> Your task: Go through the entries below and collect each line with the string "this" in it.

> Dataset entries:
--*--
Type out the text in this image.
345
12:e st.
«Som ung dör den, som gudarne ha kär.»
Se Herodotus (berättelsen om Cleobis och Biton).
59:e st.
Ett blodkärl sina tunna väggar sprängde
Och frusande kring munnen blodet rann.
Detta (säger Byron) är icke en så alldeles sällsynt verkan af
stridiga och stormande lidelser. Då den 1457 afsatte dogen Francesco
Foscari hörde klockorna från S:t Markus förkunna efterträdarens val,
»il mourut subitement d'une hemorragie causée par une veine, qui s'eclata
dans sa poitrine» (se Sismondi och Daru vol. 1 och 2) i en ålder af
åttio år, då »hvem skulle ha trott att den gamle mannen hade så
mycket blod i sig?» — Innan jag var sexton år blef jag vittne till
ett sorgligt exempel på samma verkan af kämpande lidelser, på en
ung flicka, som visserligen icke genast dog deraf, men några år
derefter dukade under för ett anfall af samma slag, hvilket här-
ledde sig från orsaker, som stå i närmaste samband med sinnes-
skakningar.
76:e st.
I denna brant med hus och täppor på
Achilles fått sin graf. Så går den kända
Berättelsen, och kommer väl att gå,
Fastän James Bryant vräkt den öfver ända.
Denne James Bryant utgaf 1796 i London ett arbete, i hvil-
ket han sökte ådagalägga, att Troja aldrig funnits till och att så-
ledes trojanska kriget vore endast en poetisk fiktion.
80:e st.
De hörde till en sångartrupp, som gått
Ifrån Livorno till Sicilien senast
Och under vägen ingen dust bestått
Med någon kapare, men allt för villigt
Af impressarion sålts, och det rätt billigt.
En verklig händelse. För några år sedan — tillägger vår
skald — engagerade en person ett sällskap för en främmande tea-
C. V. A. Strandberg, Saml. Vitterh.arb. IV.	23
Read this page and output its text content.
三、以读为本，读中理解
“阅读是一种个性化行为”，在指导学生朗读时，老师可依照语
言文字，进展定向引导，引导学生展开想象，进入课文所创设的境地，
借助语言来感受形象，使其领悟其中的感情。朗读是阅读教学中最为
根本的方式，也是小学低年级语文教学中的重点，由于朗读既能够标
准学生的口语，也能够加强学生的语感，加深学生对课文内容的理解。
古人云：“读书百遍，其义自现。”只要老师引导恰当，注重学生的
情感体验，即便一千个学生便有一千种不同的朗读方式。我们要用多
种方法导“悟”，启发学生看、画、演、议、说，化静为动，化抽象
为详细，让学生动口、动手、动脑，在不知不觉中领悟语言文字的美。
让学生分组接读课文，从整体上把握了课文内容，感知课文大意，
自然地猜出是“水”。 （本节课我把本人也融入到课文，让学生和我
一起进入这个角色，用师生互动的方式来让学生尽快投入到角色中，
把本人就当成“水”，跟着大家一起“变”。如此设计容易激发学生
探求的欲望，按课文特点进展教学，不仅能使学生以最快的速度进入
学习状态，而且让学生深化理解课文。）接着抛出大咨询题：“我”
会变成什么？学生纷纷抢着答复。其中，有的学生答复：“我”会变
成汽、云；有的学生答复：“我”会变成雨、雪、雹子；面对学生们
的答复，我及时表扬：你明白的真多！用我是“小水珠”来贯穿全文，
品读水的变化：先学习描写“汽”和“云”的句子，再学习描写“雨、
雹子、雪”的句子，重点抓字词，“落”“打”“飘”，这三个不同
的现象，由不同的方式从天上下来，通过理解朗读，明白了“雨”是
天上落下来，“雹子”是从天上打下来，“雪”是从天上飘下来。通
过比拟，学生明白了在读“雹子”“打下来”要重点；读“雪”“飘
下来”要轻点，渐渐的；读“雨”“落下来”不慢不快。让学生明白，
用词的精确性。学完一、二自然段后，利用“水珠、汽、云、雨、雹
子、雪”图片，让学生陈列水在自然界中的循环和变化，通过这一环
--*--
> Solution to the exercise:
Type out the text in this image.
Read this page and output its text content.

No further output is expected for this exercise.